Given passage ::
= = =
India sets grain production record

Because we know CAGW is causing famine throughout the land~ctm

 From The Times of India

Govt revises foodgrain output to record 275.68 million tonnes

Vishwa Mohan | TNN | Aug 16, 2017, 08:57 PM IST

NEW DELHI: India’s foodgrain production for the 2016-17 crop year is estimated at record 275.68 million tonnes. The government on Wednesday revised its previous figures upward by 2.3 million tonnes and came at the new figure which is over 4% higher than the previous record production achieved in the country during 2013-14.

The production in 2016-17 is significantly higher by 24.12 million tonnes (9.59%) than the output of 2015-16 which was a drought year.

The revised figures, released on Wednesday, are part of the agriculture ministry’s fourth advance estimate for the year 2016-17. In its third estimate, the ministry had put the estimated production at 273.38 million tonnes (MT).

The ministry releases four advance estimates followed by final estimates of production of major agricultural crops of the country every crop year (July-June). Fourth advance estimates are considered as good as final estimates.

In order to provide sufficient time to states to take into account even the delayed information while finalizing area and yield estimates of various crops, the final estimates are released about six months after the fourth advance estimates. No revision in the state-level data is accepted after release of final estimates by the agriculture ministry.

India had recorded its previous best in the year 2013-14 when the country produced 265.04 MT of foodgrain, backed by good and well-distributed Monsoon rainfall.

The ministry attributed the all-time record of foodgrain production in 2016-17 to good rainfall in 2016 and various policy initiatives taken by it. Record output has been achieved in all major crops of foodgrain basket like rice (110.15 MT), wheat (98.38 MT) and pulses (22.95 MT).
= = =
Material for this task ::
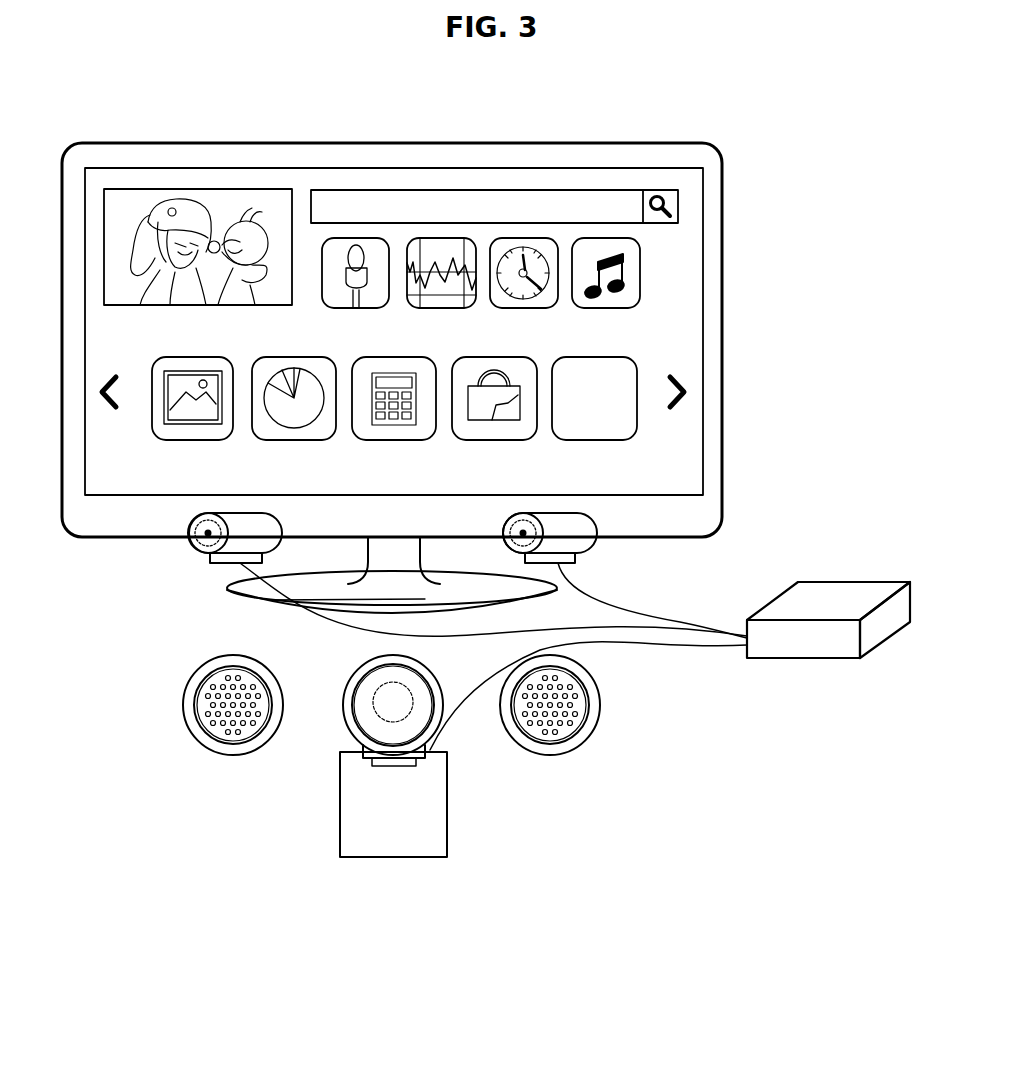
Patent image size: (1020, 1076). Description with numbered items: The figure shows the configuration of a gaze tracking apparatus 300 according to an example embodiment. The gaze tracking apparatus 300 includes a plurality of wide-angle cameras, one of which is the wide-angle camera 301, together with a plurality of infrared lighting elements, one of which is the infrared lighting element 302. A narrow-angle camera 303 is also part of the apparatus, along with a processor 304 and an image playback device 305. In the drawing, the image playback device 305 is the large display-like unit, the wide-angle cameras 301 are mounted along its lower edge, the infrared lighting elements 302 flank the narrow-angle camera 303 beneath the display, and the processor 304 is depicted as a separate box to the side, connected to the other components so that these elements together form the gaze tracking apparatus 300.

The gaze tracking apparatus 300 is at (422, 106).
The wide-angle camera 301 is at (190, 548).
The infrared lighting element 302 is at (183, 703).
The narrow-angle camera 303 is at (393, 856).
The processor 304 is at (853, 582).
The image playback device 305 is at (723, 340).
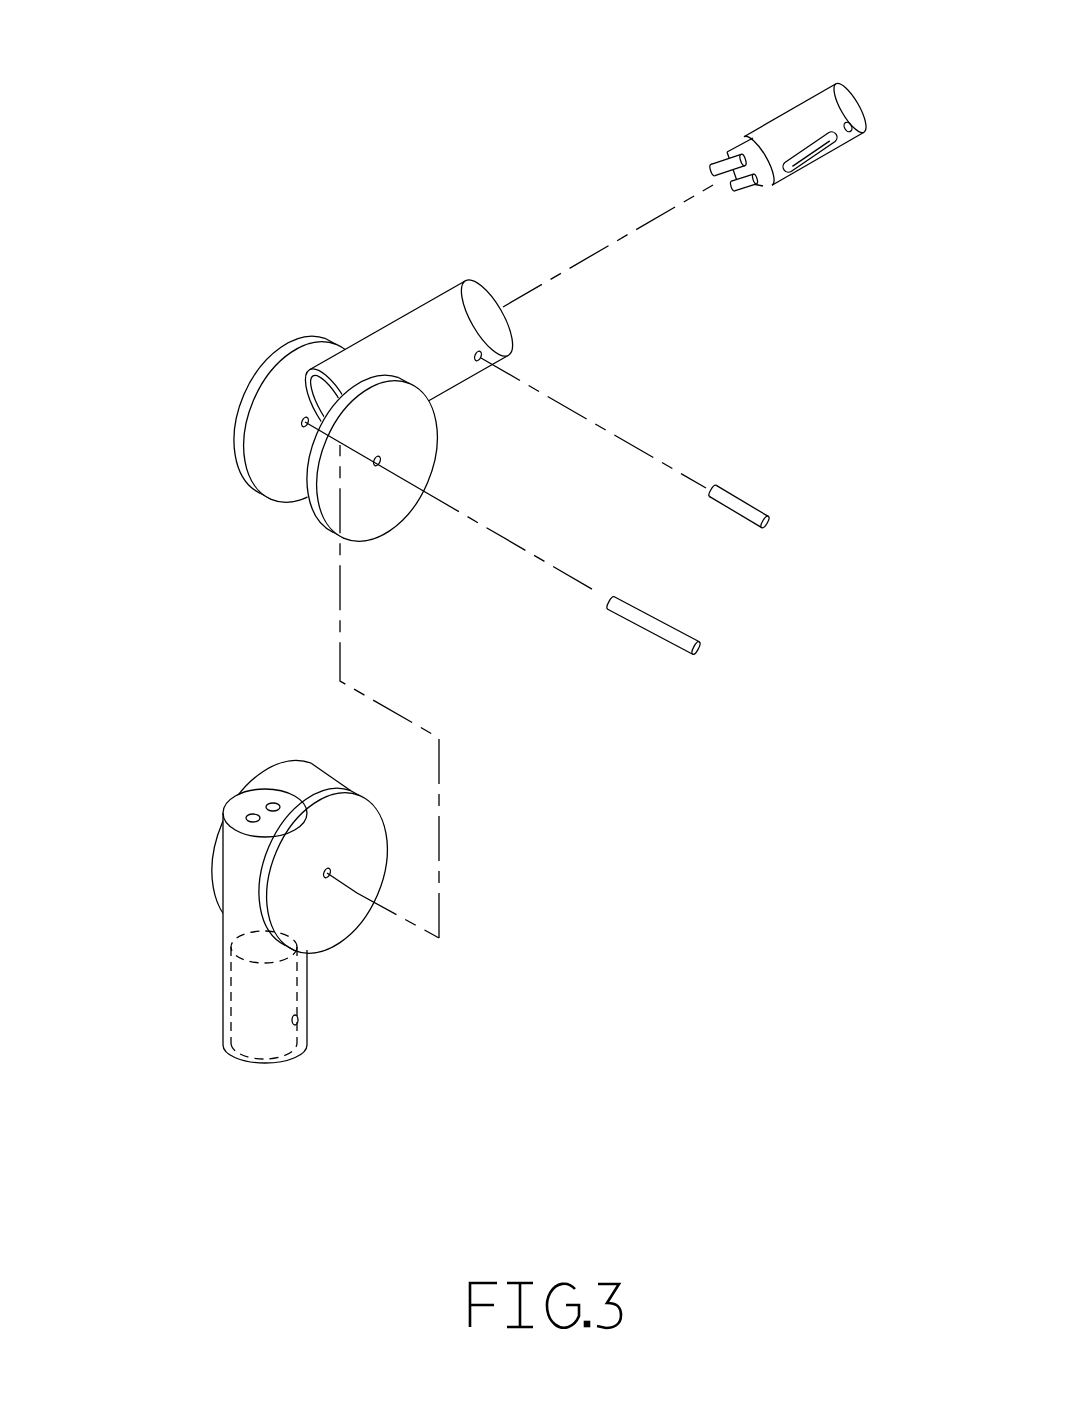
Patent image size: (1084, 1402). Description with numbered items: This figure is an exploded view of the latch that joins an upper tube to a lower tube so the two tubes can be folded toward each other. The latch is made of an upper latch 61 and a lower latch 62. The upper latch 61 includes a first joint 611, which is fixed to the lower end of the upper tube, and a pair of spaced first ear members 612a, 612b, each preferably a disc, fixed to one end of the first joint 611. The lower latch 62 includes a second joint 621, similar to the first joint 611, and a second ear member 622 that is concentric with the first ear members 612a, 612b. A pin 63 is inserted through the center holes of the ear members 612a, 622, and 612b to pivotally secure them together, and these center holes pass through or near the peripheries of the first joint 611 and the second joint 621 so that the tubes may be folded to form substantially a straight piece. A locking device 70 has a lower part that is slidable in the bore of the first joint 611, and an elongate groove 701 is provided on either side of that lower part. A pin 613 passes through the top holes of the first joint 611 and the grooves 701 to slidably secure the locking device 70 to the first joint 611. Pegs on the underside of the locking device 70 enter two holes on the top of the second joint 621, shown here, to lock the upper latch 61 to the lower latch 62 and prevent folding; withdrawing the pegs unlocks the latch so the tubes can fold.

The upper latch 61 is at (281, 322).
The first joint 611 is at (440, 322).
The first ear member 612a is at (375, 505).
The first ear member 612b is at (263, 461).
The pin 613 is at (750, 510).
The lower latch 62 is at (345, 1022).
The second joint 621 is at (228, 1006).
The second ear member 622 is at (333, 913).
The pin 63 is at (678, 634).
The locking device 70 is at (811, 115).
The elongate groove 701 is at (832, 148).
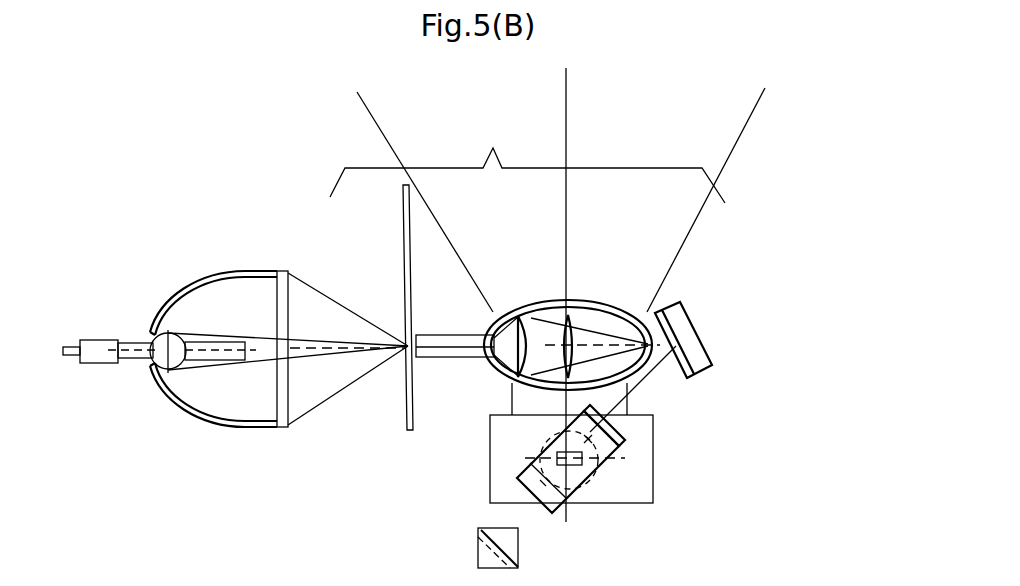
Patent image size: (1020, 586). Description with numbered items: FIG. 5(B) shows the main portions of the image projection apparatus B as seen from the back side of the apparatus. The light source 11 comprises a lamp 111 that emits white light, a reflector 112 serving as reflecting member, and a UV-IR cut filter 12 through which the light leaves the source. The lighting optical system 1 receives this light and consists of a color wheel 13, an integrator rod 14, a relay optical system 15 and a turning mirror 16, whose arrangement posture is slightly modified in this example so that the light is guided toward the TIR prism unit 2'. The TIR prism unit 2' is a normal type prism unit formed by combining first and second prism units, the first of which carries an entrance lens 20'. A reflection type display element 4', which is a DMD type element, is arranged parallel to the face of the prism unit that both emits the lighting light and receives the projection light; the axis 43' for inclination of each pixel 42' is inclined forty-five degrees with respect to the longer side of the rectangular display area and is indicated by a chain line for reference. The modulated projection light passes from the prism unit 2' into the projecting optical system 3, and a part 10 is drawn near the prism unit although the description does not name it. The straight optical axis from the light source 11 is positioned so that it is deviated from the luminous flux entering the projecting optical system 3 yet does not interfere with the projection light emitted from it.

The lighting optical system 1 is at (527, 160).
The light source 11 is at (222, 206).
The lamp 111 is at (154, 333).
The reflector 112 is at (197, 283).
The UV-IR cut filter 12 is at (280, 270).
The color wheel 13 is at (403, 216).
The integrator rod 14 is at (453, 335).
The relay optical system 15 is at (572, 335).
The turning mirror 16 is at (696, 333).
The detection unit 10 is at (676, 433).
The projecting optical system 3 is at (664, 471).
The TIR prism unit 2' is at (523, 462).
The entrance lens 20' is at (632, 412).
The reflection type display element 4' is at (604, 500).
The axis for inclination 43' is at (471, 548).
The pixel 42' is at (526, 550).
= = =
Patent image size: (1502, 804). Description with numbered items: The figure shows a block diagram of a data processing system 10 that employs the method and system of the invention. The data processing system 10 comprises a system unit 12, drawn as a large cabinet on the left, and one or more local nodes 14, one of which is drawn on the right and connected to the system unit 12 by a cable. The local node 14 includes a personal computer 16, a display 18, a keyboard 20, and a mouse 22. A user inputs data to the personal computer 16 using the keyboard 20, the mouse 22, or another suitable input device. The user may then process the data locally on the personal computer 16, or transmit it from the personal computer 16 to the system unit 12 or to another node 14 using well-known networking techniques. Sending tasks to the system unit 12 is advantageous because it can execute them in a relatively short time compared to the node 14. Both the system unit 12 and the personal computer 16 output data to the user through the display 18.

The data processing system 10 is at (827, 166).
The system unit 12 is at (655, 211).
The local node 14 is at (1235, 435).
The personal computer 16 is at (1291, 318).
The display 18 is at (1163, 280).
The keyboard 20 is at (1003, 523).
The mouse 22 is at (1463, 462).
= = =
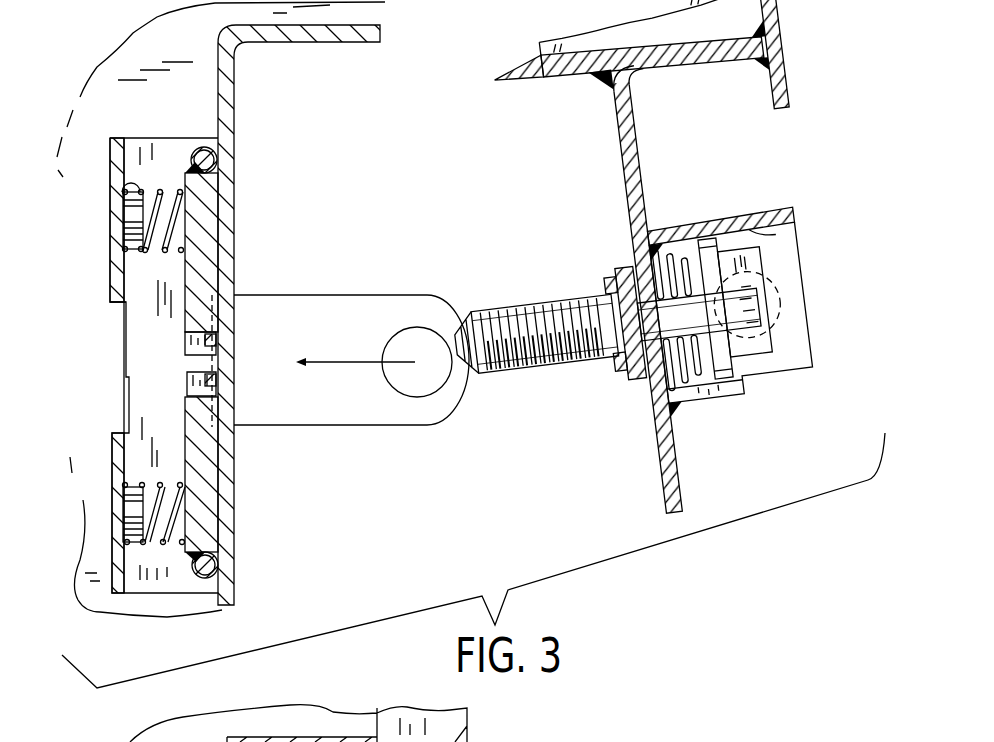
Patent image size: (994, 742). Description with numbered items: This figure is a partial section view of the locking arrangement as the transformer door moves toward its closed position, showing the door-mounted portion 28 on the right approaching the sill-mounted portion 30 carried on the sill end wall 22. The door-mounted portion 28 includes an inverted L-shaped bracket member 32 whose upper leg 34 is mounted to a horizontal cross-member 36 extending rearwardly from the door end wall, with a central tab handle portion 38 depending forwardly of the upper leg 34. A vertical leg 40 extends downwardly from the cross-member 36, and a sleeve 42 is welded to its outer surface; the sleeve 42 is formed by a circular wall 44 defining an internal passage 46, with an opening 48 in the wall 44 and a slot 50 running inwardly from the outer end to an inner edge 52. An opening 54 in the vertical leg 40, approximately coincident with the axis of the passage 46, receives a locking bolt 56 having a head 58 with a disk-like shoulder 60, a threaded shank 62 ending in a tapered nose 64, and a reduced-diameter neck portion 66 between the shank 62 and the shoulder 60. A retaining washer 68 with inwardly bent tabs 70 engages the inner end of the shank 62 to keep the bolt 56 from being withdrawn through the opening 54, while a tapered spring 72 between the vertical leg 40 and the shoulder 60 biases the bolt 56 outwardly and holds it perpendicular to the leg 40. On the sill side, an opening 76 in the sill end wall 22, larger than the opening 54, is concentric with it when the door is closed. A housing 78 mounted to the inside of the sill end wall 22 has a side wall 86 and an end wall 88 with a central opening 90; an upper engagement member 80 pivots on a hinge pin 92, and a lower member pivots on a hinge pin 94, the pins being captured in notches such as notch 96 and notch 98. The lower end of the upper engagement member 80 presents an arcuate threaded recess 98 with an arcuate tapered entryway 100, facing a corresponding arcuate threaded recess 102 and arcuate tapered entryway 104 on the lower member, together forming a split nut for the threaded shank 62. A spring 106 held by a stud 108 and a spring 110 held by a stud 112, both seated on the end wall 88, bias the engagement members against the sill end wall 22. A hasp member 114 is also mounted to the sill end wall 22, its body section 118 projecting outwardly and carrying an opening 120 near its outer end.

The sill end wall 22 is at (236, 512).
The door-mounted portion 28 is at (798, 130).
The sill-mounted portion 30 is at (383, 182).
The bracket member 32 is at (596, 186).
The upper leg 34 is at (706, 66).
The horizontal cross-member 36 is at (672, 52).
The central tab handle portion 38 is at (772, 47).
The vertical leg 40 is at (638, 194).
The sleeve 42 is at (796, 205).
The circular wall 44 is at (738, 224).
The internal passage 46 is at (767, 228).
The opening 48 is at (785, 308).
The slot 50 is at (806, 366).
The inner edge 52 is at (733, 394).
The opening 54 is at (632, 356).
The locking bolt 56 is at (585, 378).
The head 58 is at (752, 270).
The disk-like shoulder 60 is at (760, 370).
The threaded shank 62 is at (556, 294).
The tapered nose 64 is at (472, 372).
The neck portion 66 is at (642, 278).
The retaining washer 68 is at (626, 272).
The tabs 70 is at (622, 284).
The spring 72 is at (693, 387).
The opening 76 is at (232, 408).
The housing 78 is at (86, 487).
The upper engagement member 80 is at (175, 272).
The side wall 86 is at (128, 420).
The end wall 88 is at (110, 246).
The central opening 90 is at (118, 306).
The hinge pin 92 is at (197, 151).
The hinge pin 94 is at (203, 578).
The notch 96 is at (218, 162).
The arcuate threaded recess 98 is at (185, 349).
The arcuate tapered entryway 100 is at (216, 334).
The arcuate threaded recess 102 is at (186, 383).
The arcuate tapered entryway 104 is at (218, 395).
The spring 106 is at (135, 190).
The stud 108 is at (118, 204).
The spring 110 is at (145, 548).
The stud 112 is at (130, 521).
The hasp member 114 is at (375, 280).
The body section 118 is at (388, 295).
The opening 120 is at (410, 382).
= = =
Tasks to complete ::
1. List each crop whose record output the grain production article reports, along with its figure.
2. Write out the lines of the entries between the line holding "Patent image size: (1502, 804)." and the line holding "The mouse 22 is at (1463, 462).", inclusive.
The entries are unrelated to the grain production article.

Outputs by task ::
1.
Rice: 110.15 MT
Wheat: 98.38 MT
Pulses: 22.95 MT

2.
Patent image size: (1502, 804). Description with numbered items: The figure shows a block diagram of a data processing system 10 that employs the method and system of the invention. The data processing system 10 comprises a system unit 12, drawn as a large cabinet on the left, and one or more local nodes 14, one of which is drawn on the right and connected to the system unit 12 by a cable. The local node 14 includes a personal computer 16, a display 18, a keyboard 20, and a mouse 22. A user inputs data to the personal computer 16 using the keyboard 20, the mouse 22, or another suitable input device. The user may then process the data locally on the personal computer 16, or transmit it from the personal computer 16 to the system unit 12 or to another node 14 using well-known networking techniques. Sending tasks to the system unit 12 is advantageous because it can execute them in a relatively short time compared to the node 14. Both the system unit 12 and the personal computer 16 output data to the user through the display 18.

The data processing system 10 is at (827, 166).
The system unit 12 is at (655, 211).
The local node 14 is at (1235, 435).
The personal computer 16 is at (1291, 318).
The display 18 is at (1163, 280).
The keyboard 20 is at (1003, 523).
The mouse 22 is at (1463, 462).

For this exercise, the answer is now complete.